--- BEGIN Supplied entries ---
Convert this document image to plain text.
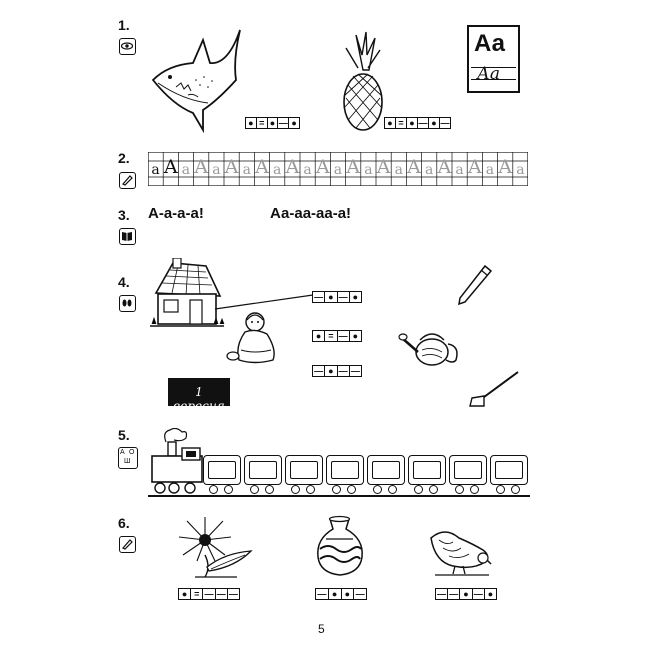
1.
● = ● — ●	● = ● — ● —
Аа
Аа
2.
а А а А а А а А а А а А а А а А а А а А а А а А а
3. А-а-а-а!	Аа-аа-аа-а!
4.
— ● — ●
● = — ●
— ● — —
1 вересня
5.
А О
Ш
6.
● = — — —	— ● ● —	— — ● — ●
5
--- END Supplied entries ---
→ **Stated task**:
A faithful copy of the records above is needed, with the pictures left out.

→ **Answer to this problem**:
Convert this document image to plain text.
1.
● = ● — ●	● = ● — ● —
Аа
Аа
2.
а А а А а А а А а А а А а А а А а А а А а А а А а
3. А-а-а-а!	Аа-аа-аа-а!
4.
— ● — ●
● = — ●
— ● — —
1 вересня
5.
А О
Ш
6.
● = — — —	— ● ● —	— — ● — ●
5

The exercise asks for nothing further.